◆ TEXTAUSZUG
((

Was ist das für ein Brauch, bei dem sich die Politprominenz der Stadt zum Händchenhalten in historischer Kulisse verabredet?
Der „Handgiftentag“ ist vielleicht der älteste kontinuierlich fortgeführte politische Neujahrsempfang Deutschlands.
Seit 1348, also seit 667 Jahren, treffen sich die Ratsherren (inzwischen auch Ratsfrauen) kurz nach Neujahr im Rathaus. Dort wird mit einem „kräftigen Händedruck“ die Bereitschaft zum Wohle der Allgemeinheit tätig zu werden öffentlich besiegelt.
ursprünglich haben sich hier vor allem auch die Wähler, nicht allein die Gewählten die Hand gegeben
Die Ursprünge liegen in der jährlichen(!) Wahl des Stadtrats, zu der „am Tag nach Neujahr“ alle Bürger mit eigenem Hausstand zum Rathaus gerufen wurden.

))

◆ GEFRAGT IST
Gib aus dem Text über den Handgiftentag den Abschnitt von „Was ist das“ bis einschließlich „werden öffentlich besiegelt.“ wortgetreu wieder. Die Einträge stammen aus einer anderen Quelle.

◆ DATENTEIL
((

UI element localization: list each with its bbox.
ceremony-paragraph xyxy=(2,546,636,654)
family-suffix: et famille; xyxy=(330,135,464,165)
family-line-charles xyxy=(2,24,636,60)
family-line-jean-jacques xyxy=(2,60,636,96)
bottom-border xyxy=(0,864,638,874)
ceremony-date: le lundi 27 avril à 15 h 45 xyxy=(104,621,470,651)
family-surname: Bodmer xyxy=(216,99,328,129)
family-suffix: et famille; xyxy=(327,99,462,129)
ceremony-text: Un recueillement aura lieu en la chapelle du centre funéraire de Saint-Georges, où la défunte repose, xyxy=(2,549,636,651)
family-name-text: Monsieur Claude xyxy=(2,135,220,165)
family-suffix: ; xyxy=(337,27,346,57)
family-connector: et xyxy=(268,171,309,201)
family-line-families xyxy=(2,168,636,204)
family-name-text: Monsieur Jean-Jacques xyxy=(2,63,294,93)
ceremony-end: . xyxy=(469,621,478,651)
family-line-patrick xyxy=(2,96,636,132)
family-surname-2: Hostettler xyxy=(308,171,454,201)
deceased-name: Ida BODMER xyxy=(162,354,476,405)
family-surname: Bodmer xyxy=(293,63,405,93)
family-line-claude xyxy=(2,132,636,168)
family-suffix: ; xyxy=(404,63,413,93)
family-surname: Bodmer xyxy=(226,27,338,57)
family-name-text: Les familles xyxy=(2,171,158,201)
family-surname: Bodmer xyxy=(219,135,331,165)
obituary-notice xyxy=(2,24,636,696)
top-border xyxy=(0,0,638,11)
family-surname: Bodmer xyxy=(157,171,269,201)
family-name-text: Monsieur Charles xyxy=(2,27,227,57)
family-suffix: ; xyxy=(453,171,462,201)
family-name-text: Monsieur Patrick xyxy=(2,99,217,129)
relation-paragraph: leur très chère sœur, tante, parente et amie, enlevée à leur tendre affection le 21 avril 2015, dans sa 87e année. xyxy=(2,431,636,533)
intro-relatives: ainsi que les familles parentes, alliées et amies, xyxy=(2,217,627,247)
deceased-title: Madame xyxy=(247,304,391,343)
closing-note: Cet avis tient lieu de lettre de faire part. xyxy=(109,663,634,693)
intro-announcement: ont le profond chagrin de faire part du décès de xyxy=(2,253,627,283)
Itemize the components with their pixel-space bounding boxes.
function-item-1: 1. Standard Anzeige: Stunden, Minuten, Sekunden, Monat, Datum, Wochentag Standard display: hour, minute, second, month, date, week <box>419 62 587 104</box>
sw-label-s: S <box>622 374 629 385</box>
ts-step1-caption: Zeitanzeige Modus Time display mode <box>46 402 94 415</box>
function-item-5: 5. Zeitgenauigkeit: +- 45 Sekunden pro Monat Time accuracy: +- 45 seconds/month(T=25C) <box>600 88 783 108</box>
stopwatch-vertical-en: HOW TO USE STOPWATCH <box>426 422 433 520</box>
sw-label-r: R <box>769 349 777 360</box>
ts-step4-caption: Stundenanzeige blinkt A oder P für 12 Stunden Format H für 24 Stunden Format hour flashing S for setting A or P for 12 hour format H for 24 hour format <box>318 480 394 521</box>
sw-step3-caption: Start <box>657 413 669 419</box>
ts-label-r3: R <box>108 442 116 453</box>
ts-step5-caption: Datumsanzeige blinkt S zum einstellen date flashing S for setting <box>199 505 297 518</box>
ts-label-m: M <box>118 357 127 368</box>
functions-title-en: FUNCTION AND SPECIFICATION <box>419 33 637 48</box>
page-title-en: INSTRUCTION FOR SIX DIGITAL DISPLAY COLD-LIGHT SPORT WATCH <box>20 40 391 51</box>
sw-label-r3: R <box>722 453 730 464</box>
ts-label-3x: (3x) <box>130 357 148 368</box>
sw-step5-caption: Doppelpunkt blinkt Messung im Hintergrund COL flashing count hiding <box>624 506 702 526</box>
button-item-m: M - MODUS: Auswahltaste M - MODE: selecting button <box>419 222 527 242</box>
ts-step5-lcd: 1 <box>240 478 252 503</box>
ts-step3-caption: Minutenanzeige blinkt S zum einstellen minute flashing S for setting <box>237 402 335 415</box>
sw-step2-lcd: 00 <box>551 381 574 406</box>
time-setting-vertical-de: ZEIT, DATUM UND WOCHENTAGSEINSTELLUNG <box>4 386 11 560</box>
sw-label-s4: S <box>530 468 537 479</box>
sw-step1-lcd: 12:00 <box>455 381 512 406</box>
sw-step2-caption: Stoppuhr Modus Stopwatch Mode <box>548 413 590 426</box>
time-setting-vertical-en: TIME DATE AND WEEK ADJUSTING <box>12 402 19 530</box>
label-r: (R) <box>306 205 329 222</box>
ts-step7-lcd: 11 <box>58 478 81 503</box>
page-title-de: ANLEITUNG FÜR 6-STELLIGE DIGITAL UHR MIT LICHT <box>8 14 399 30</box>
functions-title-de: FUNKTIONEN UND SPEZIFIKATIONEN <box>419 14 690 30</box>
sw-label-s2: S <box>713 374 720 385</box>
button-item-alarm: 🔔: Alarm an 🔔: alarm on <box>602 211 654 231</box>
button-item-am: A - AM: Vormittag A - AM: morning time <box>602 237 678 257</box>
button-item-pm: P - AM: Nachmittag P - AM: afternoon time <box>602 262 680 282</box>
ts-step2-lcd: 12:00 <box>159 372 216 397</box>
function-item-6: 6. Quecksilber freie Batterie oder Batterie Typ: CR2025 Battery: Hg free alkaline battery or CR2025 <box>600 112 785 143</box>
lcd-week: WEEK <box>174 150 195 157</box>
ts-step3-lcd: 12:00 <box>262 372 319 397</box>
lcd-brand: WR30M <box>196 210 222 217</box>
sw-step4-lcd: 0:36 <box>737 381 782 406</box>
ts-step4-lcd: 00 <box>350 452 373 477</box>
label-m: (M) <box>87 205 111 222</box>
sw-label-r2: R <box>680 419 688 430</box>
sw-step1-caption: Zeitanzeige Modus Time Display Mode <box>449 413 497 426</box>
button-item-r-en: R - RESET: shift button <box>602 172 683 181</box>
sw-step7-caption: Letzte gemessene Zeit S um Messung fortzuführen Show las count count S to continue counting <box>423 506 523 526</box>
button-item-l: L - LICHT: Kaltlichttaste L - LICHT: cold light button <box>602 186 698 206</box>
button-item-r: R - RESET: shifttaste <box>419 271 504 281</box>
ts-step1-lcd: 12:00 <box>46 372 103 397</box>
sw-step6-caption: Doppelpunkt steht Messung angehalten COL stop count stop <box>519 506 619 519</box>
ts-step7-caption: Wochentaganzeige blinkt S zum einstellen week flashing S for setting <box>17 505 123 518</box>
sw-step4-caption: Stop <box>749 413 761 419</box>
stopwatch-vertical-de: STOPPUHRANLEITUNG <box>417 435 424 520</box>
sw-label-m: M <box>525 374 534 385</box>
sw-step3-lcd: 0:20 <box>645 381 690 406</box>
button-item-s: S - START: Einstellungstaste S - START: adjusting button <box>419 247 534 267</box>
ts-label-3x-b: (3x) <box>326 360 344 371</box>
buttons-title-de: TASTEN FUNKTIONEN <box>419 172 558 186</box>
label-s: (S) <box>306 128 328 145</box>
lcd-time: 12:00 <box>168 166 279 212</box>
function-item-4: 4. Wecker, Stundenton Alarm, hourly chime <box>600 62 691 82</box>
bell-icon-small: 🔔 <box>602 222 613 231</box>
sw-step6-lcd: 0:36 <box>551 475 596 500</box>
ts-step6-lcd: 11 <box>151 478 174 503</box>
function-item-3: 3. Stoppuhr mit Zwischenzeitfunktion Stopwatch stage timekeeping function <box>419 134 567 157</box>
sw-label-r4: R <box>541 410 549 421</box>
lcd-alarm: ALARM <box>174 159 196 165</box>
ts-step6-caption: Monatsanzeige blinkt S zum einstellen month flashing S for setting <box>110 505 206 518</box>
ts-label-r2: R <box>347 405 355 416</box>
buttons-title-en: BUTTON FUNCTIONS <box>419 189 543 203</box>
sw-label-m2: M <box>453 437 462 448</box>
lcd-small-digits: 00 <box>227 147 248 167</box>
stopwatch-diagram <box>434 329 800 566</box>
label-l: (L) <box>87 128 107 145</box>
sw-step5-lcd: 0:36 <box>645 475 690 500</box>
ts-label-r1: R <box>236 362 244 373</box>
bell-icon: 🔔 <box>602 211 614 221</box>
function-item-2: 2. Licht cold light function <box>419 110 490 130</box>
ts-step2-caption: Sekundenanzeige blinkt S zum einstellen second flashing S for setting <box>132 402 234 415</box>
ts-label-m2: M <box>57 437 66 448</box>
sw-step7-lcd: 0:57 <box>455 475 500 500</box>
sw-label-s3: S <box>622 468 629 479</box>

))

◆ ERGEBNIS
Was ist das für ein Brauch, bei dem sich die Politprominenz der Stadt zum Händchenhalten in historischer Kulisse verabredet?
Der „Handgiftentag“ ist vielleicht der älteste kontinuierlich fortgeführte politische Neujahrsempfang Deutschlands.
Seit 1348, also seit 667 Jahren, treffen sich die Ratsherren (inzwischen auch Ratsfrauen) kurz nach Neujahr im Rathaus. Dort wird mit einem „kräftigen Händedruck“ die Bereitschaft zum Wohle der Allgemeinheit tätig zu werden öffentlich besiegelt.